**Instructions to follow**
Format every line of the data below as a numbered list, skipping blank lines. Leave the pictures out of your answer.

[Start of Record extracts]

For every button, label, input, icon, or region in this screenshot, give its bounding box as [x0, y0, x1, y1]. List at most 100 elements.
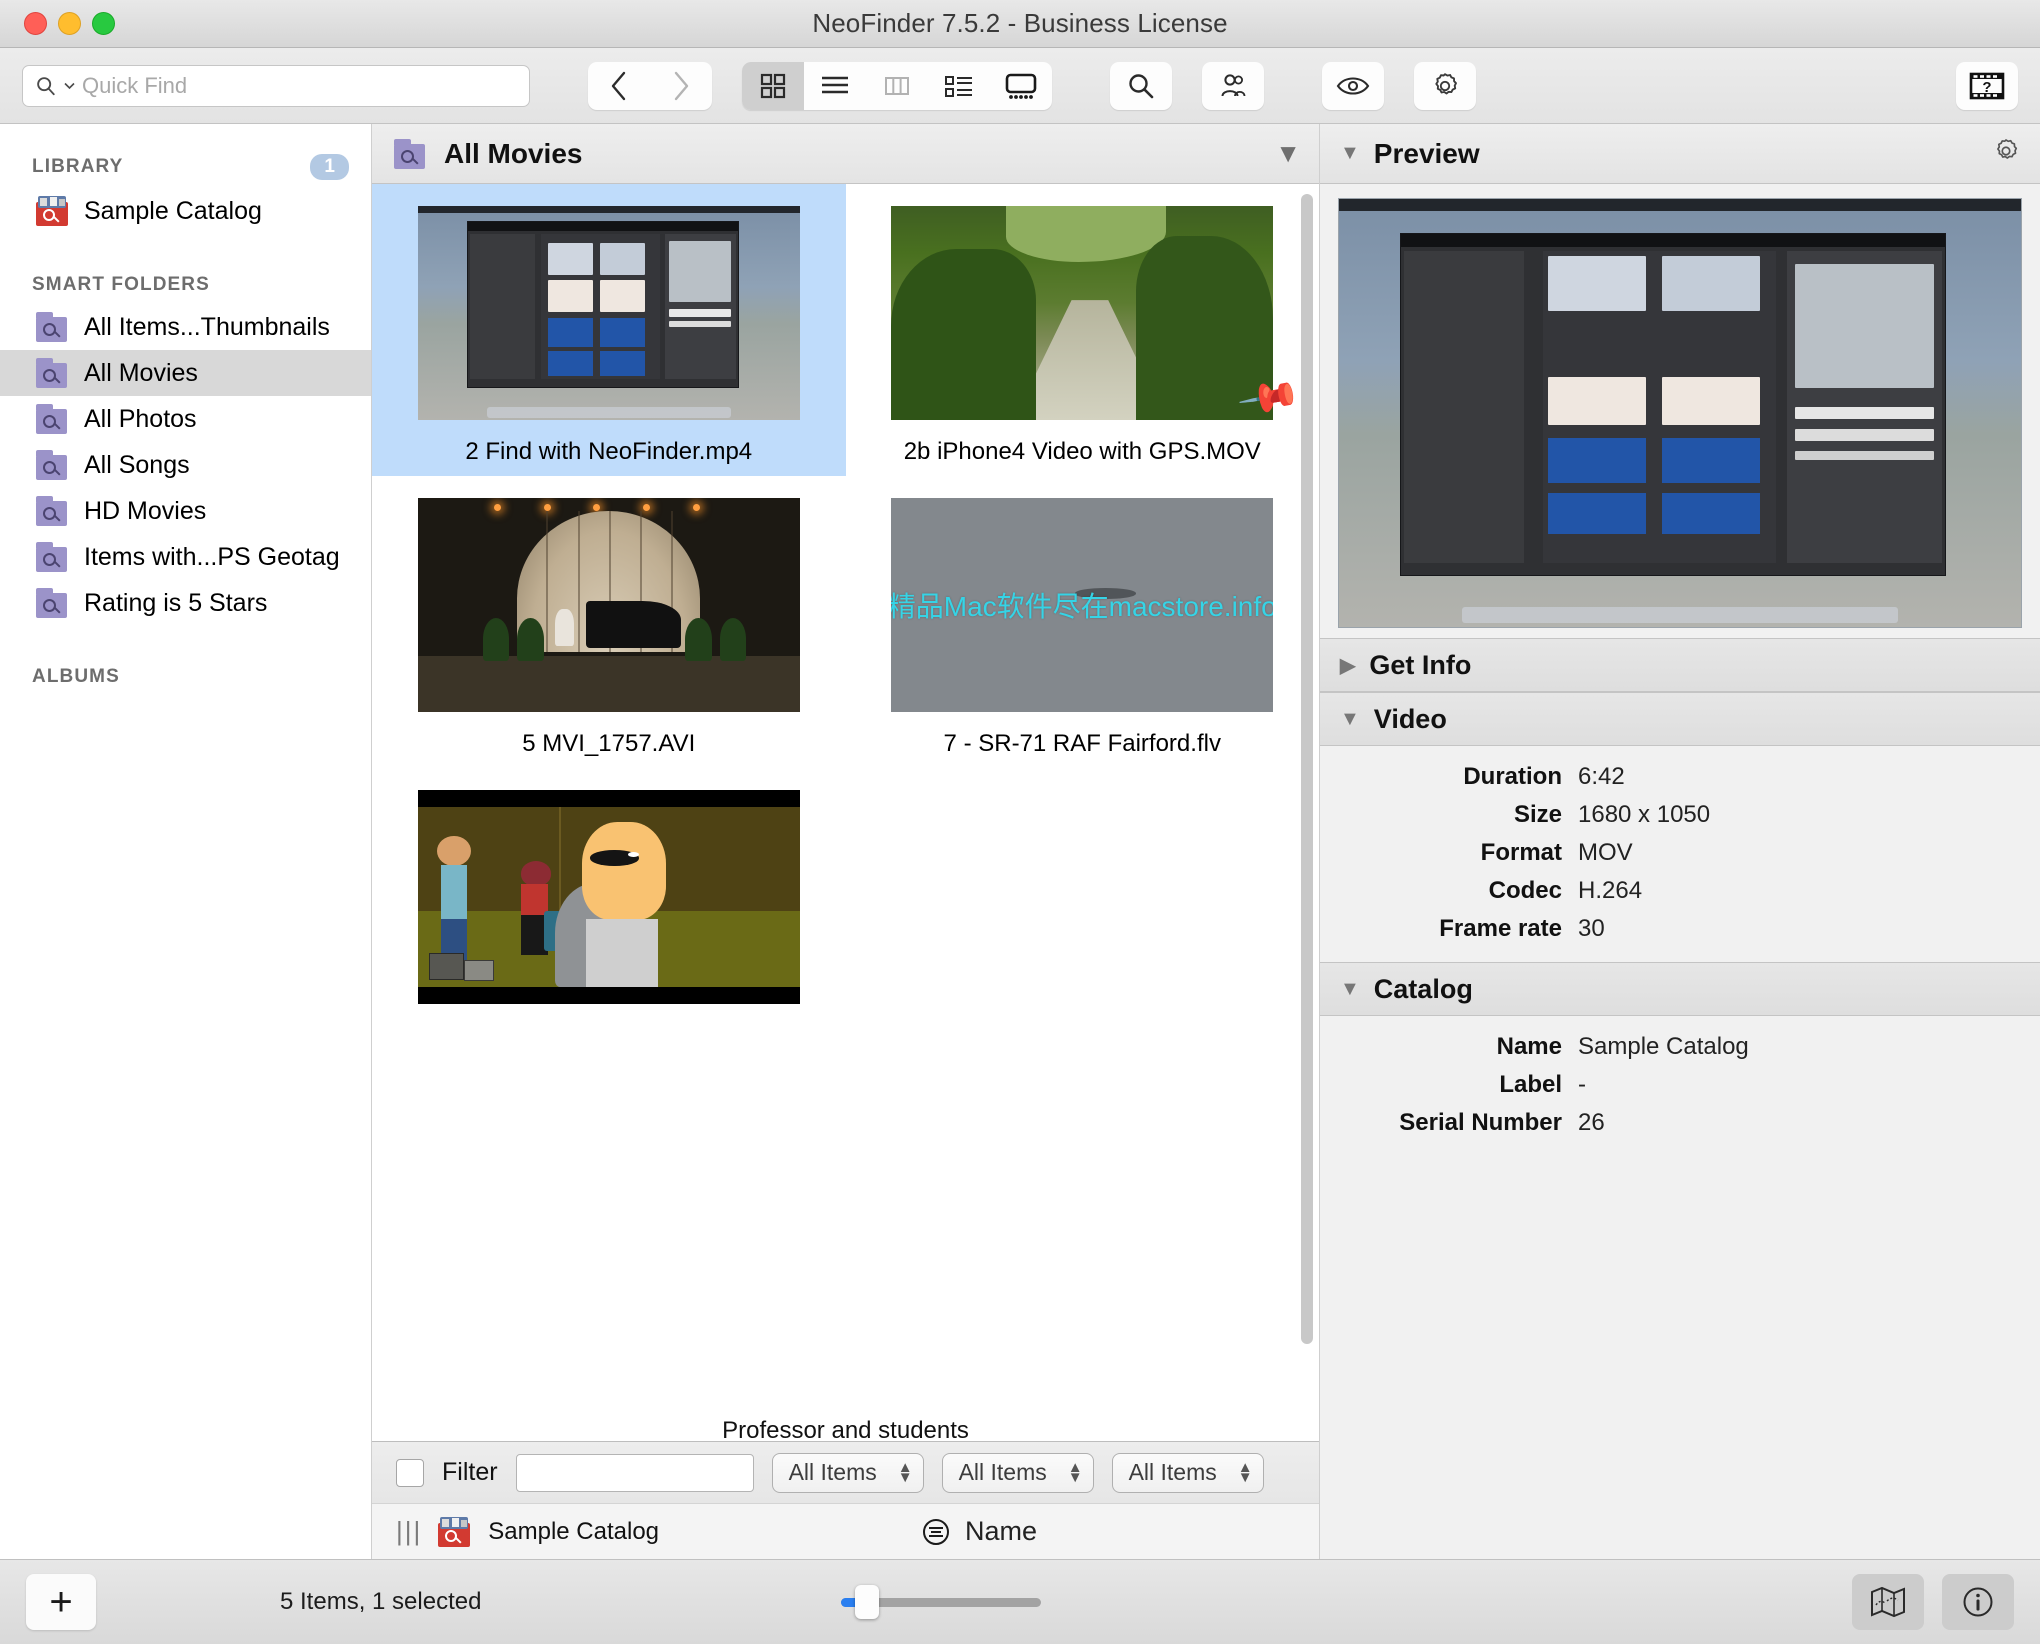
disclosure-triangle-icon[interactable]: ▶: [1340, 653, 1355, 678]
people-button[interactable]: [1202, 62, 1264, 110]
thumbnail-grid-scroll[interactable]: 2 Find with NeoFinder.mp4 📌 2b iPhone4 V…: [372, 184, 1319, 1441]
map-button[interactable]: [1852, 1574, 1924, 1630]
grid-item-caption: 5 MVI_1757.AVI: [522, 730, 696, 757]
section-title: Catalog: [1373, 973, 1473, 1004]
thumbnail-image: [417, 498, 800, 712]
find-button[interactable]: [1110, 62, 1172, 110]
sidebar-item-all-songs[interactable]: All Songs: [0, 442, 371, 488]
people-button-group: [1202, 61, 1264, 110]
view-mode-gallery-view[interactable]: [990, 62, 1052, 110]
sidebar-item-sample-catalog[interactable]: Sample Catalog: [0, 188, 371, 234]
forward-button[interactable]: [650, 62, 712, 110]
thumbnail-image: [891, 206, 1274, 420]
path-bar: ||| Sample Catalog Name: [372, 1503, 1319, 1559]
grid-item-caption: 2 Find with NeoFinder.mp4: [465, 438, 753, 465]
sidebar-section-library: LIBRARY 1: [0, 144, 371, 188]
property-row: Duration 6:42: [1320, 758, 2040, 796]
search-input[interactable]: [82, 72, 517, 99]
smart-folder-icon: [394, 138, 428, 169]
smart-folder-icon: [36, 358, 70, 388]
sidebar-item-all-movies[interactable]: All Movies: [0, 350, 371, 396]
sidebar-item-all-items-thumbnails[interactable]: All Items...Thumbnails: [0, 304, 371, 350]
grid-item-caption: 7 - SR-71 RAF Fairford.flv: [943, 730, 1221, 757]
sidebar-item-label: HD Movies: [84, 496, 207, 525]
resize-grip[interactable]: |||: [396, 1516, 422, 1547]
view-mode-column-view[interactable]: [866, 62, 928, 110]
disclosure-triangle-icon[interactable]: ▼: [1340, 142, 1360, 165]
preview-settings-button[interactable]: [1992, 137, 2020, 170]
preview-title: Preview: [1373, 137, 1480, 169]
info-button[interactable]: [1942, 1574, 2014, 1630]
sidebar-section-smart-folders: SMART FOLDERS: [0, 264, 371, 304]
property-row: Label -: [1320, 1066, 2040, 1104]
sidebar-item-items-with-ps-geotag[interactable]: Items with...PS Geotag: [0, 534, 371, 580]
clipped-caption: Professor and students: [722, 1417, 969, 1441]
info-icon: [1963, 1587, 1993, 1617]
sort-control[interactable]: Name: [921, 1516, 1037, 1547]
view-mode-list-view[interactable]: [804, 62, 866, 110]
navigation-group: [588, 61, 712, 110]
path-catalog-label: Sample Catalog: [488, 1517, 660, 1545]
grid-item[interactable]: 2 Find with NeoFinder.mp4: [372, 184, 846, 476]
sidebar-item-label: Items with...PS Geotag: [84, 542, 340, 571]
filter-popup-3[interactable]: All Items ▲ ▼: [1111, 1452, 1264, 1493]
property-key: Name: [1496, 1033, 1562, 1060]
property-value: 26: [1578, 1109, 1605, 1136]
preview-section-video[interactable]: ▼ Video: [1320, 692, 2040, 746]
film-help-button[interactable]: ?: [1956, 62, 2018, 110]
quick-find-field[interactable]: [22, 64, 530, 107]
filter-bar: Filter All Items ▲ ▼ All Items ▲ ▼ All Ite…: [372, 1441, 1319, 1503]
smart-folder-icon: [36, 542, 70, 572]
filter-popup-1-value: All Items: [788, 1459, 877, 1485]
property-value: Sample Catalog: [1578, 1033, 1749, 1060]
back-button[interactable]: [588, 62, 650, 110]
disclosure-triangle-icon[interactable]: ▼: [1340, 708, 1360, 731]
view-mode-icon-view[interactable]: [742, 61, 804, 110]
sidebar-section-albums: ALBUMS: [0, 656, 371, 696]
sidebar-item-all-photos[interactable]: All Photos: [0, 396, 371, 442]
sort-field-label: Name: [965, 1516, 1038, 1546]
smart-folders-header-label: SMART FOLDERS: [32, 274, 210, 295]
grid-item[interactable]: 📌 2b iPhone4 Video with GPS.MOV: [846, 184, 1320, 476]
view-mode-detail-view[interactable]: [928, 62, 990, 110]
preview-header: ▼ Preview: [1320, 124, 2040, 184]
preview-section-get-info[interactable]: ▶ Get Info: [1320, 638, 2040, 692]
sidebar-item-rating-is-5-stars[interactable]: Rating is 5 Stars: [0, 580, 371, 626]
find-button-group: [1110, 61, 1172, 110]
grid-item[interactable]: 精品Mac软件尽在macstore.info 7 - SR-71 RAF Fai…: [846, 476, 1320, 768]
smart-folder-icon: [36, 312, 70, 342]
preview-filler: [1320, 1156, 2040, 1559]
grid-item[interactable]: 5 MVI_1757.AVI: [372, 476, 846, 768]
scrollbar-thumb[interactable]: [1301, 194, 1313, 1344]
filter-input[interactable]: [515, 1453, 754, 1492]
sidebar-item-label: All Movies: [84, 358, 198, 387]
neofinder-window: NeoFinder 7.5.2 - Business License Quick…: [0, 0, 2040, 1644]
eye-button[interactable]: [1322, 62, 1384, 110]
chevron-down-icon[interactable]: [64, 82, 75, 90]
thumbnail-size-slider[interactable]: [841, 1585, 1042, 1619]
preview-toggle-group: [1322, 61, 1384, 110]
content-header: All Movies ▼: [372, 124, 1319, 184]
sidebar-item-hd-movies[interactable]: HD Movies: [0, 488, 371, 534]
preview-image[interactable]: [1338, 198, 2022, 628]
disclosure-triangle-icon[interactable]: ▼: [1340, 978, 1360, 1001]
smart-folder-icon: [36, 404, 70, 434]
vertical-scrollbar[interactable]: [1301, 194, 1313, 1431]
grid-item[interactable]: [372, 768, 846, 1060]
gear-button[interactable]: [1414, 62, 1476, 110]
filter-checkbox[interactable]: [396, 1458, 424, 1487]
thumbnail-grid: 2 Find with NeoFinder.mp4 📌 2b iPhone4 V…: [372, 184, 1319, 1060]
sidebar-item-label: Sample Catalog: [84, 196, 262, 225]
window-title: NeoFinder 7.5.2 - Business License: [812, 8, 1228, 38]
library-header-label: LIBRARY: [32, 156, 124, 177]
content-options-caret[interactable]: ▼: [1275, 138, 1301, 169]
sidebar-item-label: All Items...Thumbnails: [84, 312, 330, 341]
filter-popup-1[interactable]: All Items ▲ ▼: [771, 1452, 924, 1493]
title-bar: NeoFinder 7.5.2 - Business License: [0, 0, 2040, 48]
stepper-icon: ▲ ▼: [897, 1458, 913, 1486]
preview-section-catalog[interactable]: ▼ Catalog: [1320, 962, 2040, 1016]
filter-popup-2[interactable]: All Items ▲ ▼: [941, 1452, 1094, 1493]
slider-knob[interactable]: [855, 1585, 880, 1619]
add-button[interactable]: +: [26, 1574, 96, 1630]
property-value: 6:42: [1578, 763, 1625, 790]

[End of Record extracts]

**The output**
1. For every button, label, input, icon, or region in this screenshot, give its bounding box as [x0, y0, x1, y1]. List at most 100 elements.
2. disclosure-triangle-icon[interactable]: ▶: [1340, 653, 1355, 678]
3. people-button[interactable]: [1202, 62, 1264, 110]
4. thumbnail-grid-scroll[interactable]: 2 Find with NeoFinder.mp4 📌 2b iPhone4 V…: [372, 184, 1319, 1441]
5. map-button[interactable]: [1852, 1574, 1924, 1630]
6. grid-item-caption: 5 MVI_1757.AVI: [522, 730, 696, 757]
7. section-title: Catalog: [1373, 973, 1473, 1004]
8. thumbnail-image: [417, 498, 800, 712]
9. find-button[interactable]: [1110, 62, 1172, 110]
10. sidebar-item-all-songs[interactable]: All Songs: [0, 442, 371, 488]
11. people-button-group: [1202, 61, 1264, 110]
12. view-mode-gallery-view[interactable]: [990, 62, 1052, 110]
13. sidebar-item-sample-catalog[interactable]: Sample Catalog: [0, 188, 371, 234]
14. forward-button[interactable]: [650, 62, 712, 110]
15. thumbnail-image: [891, 206, 1274, 420]
16. path-bar: ||| Sample Catalog Name: [372, 1503, 1319, 1559]
17. grid-item-caption: 2 Find with NeoFinder.mp4: [465, 438, 753, 465]
18. sidebar-section-library: LIBRARY 1: [0, 144, 371, 188]
19. property-row: Duration 6:42: [1320, 758, 2040, 796]
20. search-input[interactable]: [82, 72, 517, 99]
21. smart-folder-icon: [394, 138, 428, 169]
22. smart-folder-icon: [36, 358, 70, 388]
23. sidebar-item-all-movies[interactable]: All Movies: [0, 350, 371, 396]
24. sidebar-item-all-items-thumbnails[interactable]: All Items...Thumbnails: [0, 304, 371, 350]
25. grid-item-caption: 7 - SR-71 RAF Fairford.flv: [943, 730, 1221, 757]
26. sidebar-item-label: HD Movies: [84, 496, 207, 525]
27. resize-grip[interactable]: |||: [396, 1516, 422, 1547]
28. view-mode-column-view[interactable]: [866, 62, 928, 110]
29. disclosure-triangle-icon[interactable]: ▼: [1340, 142, 1360, 165]
30. preview-settings-button[interactable]: [1992, 137, 2020, 170]
31. preview-title: Preview: [1373, 137, 1480, 169]
32. info-button[interactable]: [1942, 1574, 2014, 1630]
33. sidebar-section-smart-folders: SMART FOLDERS: [0, 264, 371, 304]
34. property-row: Label -: [1320, 1066, 2040, 1104]
35. sidebar-item-items-with-ps-geotag[interactable]: Items with...PS Geotag: [0, 534, 371, 580]
36. clipped-caption: Professor and students: [722, 1417, 969, 1441]
37. info-icon: [1963, 1587, 1993, 1617]
38. sort-control[interactable]: Name: [921, 1516, 1037, 1547]
39. view-mode-list-view[interactable]: [804, 62, 866, 110]
40. navigation-group: [588, 61, 712, 110]
41. path-catalog-label: Sample Catalog: [488, 1517, 660, 1545]
42. grid-item[interactable]: 2 Find with NeoFinder.mp4: [372, 184, 846, 476]
43. sidebar-item-label: Items with...PS Geotag: [84, 542, 340, 571]
44. filter-popup-3[interactable]: All Items ▲ ▼: [1111, 1452, 1264, 1493]
45. property-key: Name: [1496, 1033, 1562, 1060]
46. property-value: 26: [1578, 1109, 1605, 1136]
47. preview-section-video[interactable]: ▼ Video: [1320, 692, 2040, 746]
48. film-help-button[interactable]: ?: [1956, 62, 2018, 110]
49. quick-find-field[interactable]: [22, 64, 530, 107]
50. filter-bar: Filter All Items ▲ ▼ All Items ▲ ▼ All Ite…: [372, 1441, 1319, 1503]
51. smart-folder-icon: [36, 542, 70, 572]
52. filter-popup-1-value: All Items: [788, 1459, 877, 1485]
53. property-value: Sample Catalog: [1578, 1033, 1749, 1060]
54. back-button[interactable]: [588, 62, 650, 110]
55. disclosure-triangle-icon[interactable]: ▼: [1340, 708, 1360, 731]
56. view-mode-icon-view[interactable]: [742, 61, 804, 110]
57. sidebar-section-albums: ALBUMS: [0, 656, 371, 696]
58. sidebar-item-all-photos[interactable]: All Photos: [0, 396, 371, 442]
59. sort-field-label: Name: [965, 1516, 1038, 1546]
60. smart-folders-header-label: SMART FOLDERS: [32, 274, 210, 295]
61. grid-item[interactable]: 📌 2b iPhone4 Video with GPS.MOV: [846, 184, 1320, 476]
62. view-mode-detail-view[interactable]: [928, 62, 990, 110]
63. preview-header: ▼ Preview: [1320, 124, 2040, 184]
64. preview-section-get-info[interactable]: ▶ Get Info: [1320, 638, 2040, 692]
65. sidebar-item-rating-is-5-stars[interactable]: Rating is 5 Stars: [0, 580, 371, 626]
66. find-button-group: [1110, 61, 1172, 110]
67. grid-item[interactable]: 精品Mac软件尽在macstore.info 7 - SR-71 RAF Fai…: [846, 476, 1320, 768]
68. smart-folder-icon: [36, 312, 70, 342]
69. preview-filler: [1320, 1156, 2040, 1559]
70. grid-item[interactable]: 5 MVI_1757.AVI: [372, 476, 846, 768]
71. scrollbar-thumb[interactable]: [1301, 194, 1313, 1344]
72. filter-input[interactable]: [515, 1453, 754, 1492]
73. sidebar-item-label: All Movies: [84, 358, 198, 387]
74. neofinder-window: NeoFinder 7.5.2 - Business License Quick…: [0, 0, 2040, 1644]
75. eye-button[interactable]: [1322, 62, 1384, 110]
76. chevron-down-icon[interactable]: [64, 82, 75, 90]
77. thumbnail-size-slider[interactable]: [841, 1585, 1042, 1619]
78. preview-toggle-group: [1322, 61, 1384, 110]
79. content-header: All Movies ▼: [372, 124, 1319, 184]
80. sidebar-item-hd-movies[interactable]: HD Movies: [0, 488, 371, 534]
81. preview-image[interactable]: [1338, 198, 2022, 628]
82. disclosure-triangle-icon[interactable]: ▼: [1340, 978, 1360, 1001]
83. smart-folder-icon: [36, 404, 70, 434]
84. vertical-scrollbar[interactable]: [1301, 194, 1313, 1431]
85. grid-item[interactable]: [372, 768, 846, 1060]
86. gear-button[interactable]: [1414, 62, 1476, 110]
87. filter-checkbox[interactable]: [396, 1458, 424, 1487]
88. thumbnail-grid: 2 Find with NeoFinder.mp4 📌 2b iPhone4 V…: [372, 184, 1319, 1060]
89. sidebar-item-label: Sample Catalog: [84, 196, 262, 225]
90. window-title: NeoFinder 7.5.2 - Business License: [812, 8, 1228, 38]
91. library-header-label: LIBRARY: [32, 156, 124, 177]
92. content-options-caret[interactable]: ▼: [1275, 138, 1301, 169]
93. sidebar-item-label: All Items...Thumbnails: [84, 312, 330, 341]
94. filter-popup-1[interactable]: All Items ▲ ▼: [771, 1452, 924, 1493]
95. title-bar: NeoFinder 7.5.2 - Business License: [0, 0, 2040, 48]
96. stepper-icon: ▲ ▼: [897, 1458, 913, 1486]
97. preview-section-catalog[interactable]: ▼ Catalog: [1320, 962, 2040, 1016]
98. filter-popup-2[interactable]: All Items ▲ ▼: [941, 1452, 1094, 1493]
99. slider-knob[interactable]: [855, 1585, 880, 1619]
100. add-button[interactable]: +: [26, 1574, 96, 1630]
101. property-value: 6:42: [1578, 763, 1625, 790]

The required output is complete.